Records for the exercise →
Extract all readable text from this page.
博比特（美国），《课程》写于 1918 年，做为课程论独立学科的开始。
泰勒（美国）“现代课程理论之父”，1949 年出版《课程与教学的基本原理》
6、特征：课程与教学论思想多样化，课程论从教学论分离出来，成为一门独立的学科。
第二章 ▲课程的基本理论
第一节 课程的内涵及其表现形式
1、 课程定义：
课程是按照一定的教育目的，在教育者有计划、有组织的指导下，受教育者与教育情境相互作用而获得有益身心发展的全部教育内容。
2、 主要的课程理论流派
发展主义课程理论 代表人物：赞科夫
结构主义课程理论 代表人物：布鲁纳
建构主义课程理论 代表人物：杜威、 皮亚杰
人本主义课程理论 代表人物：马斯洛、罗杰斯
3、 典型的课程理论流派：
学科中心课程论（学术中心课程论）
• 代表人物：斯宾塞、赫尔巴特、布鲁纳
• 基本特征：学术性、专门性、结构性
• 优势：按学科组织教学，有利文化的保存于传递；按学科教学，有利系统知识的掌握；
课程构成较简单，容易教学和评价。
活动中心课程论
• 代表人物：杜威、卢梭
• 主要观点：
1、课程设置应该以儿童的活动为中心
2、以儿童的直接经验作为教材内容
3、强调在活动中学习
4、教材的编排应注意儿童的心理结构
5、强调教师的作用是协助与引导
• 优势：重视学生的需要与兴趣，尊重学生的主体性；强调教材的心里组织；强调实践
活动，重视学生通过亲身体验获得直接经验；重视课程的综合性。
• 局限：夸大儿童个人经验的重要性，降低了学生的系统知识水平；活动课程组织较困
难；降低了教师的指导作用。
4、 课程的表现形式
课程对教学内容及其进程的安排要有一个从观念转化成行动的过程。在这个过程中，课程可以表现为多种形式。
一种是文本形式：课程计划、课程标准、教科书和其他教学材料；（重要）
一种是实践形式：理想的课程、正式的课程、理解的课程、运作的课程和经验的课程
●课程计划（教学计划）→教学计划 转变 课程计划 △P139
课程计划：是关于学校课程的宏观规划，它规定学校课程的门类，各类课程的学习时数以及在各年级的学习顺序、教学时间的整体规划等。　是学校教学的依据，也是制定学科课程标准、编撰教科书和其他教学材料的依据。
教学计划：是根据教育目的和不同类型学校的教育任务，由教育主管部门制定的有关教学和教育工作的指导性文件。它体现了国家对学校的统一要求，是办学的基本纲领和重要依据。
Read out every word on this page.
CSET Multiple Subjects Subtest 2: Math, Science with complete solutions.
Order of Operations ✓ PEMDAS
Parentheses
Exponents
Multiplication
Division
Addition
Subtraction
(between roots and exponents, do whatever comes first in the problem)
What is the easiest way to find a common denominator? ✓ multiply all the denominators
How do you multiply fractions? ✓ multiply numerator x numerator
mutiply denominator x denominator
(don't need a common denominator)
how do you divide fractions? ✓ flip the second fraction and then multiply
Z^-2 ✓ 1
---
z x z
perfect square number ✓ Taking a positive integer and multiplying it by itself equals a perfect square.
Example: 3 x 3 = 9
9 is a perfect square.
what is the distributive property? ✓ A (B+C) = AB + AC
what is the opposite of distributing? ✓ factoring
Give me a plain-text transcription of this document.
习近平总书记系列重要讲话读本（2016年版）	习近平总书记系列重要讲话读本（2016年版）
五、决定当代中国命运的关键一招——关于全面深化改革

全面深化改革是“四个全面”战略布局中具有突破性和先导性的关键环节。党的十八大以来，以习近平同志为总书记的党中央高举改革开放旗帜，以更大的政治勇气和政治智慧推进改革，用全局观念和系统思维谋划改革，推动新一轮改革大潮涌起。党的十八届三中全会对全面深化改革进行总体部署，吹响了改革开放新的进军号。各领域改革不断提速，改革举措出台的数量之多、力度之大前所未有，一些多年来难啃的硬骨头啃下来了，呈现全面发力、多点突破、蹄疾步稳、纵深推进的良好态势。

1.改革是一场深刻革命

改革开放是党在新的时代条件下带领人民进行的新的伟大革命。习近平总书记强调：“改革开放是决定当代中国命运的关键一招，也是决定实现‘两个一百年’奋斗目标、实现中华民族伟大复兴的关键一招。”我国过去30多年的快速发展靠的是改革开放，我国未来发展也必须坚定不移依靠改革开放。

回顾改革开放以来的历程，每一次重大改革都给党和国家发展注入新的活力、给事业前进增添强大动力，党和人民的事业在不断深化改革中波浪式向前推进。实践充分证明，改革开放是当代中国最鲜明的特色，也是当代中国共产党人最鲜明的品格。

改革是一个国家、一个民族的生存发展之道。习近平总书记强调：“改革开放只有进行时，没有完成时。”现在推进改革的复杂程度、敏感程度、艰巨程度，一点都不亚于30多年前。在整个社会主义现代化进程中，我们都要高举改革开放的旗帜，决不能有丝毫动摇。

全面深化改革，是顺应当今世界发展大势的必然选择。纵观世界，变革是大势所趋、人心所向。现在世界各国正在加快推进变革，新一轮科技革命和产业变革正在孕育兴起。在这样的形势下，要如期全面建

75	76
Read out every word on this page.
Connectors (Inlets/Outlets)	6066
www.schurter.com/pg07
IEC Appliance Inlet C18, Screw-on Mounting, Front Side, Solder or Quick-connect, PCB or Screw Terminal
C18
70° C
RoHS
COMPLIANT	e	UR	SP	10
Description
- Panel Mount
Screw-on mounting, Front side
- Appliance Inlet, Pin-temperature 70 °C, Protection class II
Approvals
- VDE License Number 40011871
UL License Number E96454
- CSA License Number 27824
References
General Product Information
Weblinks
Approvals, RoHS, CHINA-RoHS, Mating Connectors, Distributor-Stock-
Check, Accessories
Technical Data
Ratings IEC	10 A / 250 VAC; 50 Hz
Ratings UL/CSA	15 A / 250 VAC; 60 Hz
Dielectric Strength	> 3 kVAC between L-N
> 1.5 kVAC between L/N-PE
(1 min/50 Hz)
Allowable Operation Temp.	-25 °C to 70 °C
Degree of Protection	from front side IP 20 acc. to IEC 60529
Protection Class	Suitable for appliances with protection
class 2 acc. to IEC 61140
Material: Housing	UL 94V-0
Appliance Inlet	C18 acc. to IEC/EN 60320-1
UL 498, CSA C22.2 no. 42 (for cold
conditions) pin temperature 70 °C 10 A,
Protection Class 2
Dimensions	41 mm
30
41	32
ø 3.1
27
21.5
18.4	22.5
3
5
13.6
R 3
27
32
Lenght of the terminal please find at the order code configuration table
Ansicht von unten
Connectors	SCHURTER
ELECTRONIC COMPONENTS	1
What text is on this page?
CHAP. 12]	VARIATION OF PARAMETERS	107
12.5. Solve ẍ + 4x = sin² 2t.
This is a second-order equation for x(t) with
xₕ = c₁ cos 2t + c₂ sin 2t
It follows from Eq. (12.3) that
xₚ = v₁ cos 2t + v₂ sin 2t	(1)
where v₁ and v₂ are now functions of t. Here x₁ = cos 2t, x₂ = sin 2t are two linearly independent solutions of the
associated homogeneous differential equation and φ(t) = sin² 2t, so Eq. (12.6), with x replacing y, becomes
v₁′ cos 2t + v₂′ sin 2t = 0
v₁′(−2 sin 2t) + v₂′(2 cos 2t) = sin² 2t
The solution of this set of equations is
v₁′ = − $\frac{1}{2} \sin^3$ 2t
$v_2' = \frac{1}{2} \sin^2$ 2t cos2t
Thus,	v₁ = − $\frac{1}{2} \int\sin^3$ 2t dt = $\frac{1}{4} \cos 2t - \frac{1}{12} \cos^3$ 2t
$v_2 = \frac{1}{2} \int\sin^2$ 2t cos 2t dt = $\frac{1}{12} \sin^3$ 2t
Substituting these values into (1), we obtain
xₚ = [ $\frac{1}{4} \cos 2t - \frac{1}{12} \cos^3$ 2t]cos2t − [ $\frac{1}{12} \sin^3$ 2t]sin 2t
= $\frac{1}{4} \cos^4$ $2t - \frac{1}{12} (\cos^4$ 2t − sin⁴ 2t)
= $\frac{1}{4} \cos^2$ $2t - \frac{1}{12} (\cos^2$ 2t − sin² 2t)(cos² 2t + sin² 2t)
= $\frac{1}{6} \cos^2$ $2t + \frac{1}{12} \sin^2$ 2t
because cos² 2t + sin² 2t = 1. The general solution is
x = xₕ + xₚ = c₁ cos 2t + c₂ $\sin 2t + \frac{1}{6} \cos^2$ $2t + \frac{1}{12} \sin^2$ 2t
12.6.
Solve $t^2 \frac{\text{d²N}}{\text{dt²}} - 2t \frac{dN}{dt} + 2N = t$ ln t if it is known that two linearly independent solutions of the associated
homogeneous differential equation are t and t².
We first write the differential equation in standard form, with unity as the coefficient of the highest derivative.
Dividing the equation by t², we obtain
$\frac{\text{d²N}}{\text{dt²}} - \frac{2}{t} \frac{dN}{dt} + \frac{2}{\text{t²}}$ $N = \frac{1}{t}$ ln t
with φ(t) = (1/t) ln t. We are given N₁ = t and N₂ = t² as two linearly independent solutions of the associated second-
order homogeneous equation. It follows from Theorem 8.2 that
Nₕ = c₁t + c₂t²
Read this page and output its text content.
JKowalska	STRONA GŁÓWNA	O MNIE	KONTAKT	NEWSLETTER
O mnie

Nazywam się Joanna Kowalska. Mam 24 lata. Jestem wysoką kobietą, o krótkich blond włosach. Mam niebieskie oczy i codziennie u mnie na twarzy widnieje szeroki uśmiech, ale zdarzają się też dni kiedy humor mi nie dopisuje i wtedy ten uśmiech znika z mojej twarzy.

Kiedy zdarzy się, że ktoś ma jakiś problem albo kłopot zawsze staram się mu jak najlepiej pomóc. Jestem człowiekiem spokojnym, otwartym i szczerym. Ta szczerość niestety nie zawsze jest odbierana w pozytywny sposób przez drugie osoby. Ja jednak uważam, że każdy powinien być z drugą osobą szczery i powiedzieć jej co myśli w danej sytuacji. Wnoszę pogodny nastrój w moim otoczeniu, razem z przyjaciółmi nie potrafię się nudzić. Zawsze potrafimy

What you will do → Gather each line that holds "Screw".

Output for this task →
IEC Appliance Inlet C18, Screw-on Mounting, Front Side, Solder or Quick-connect, PCB or Screw Terminal
Screw-on mounting, Front side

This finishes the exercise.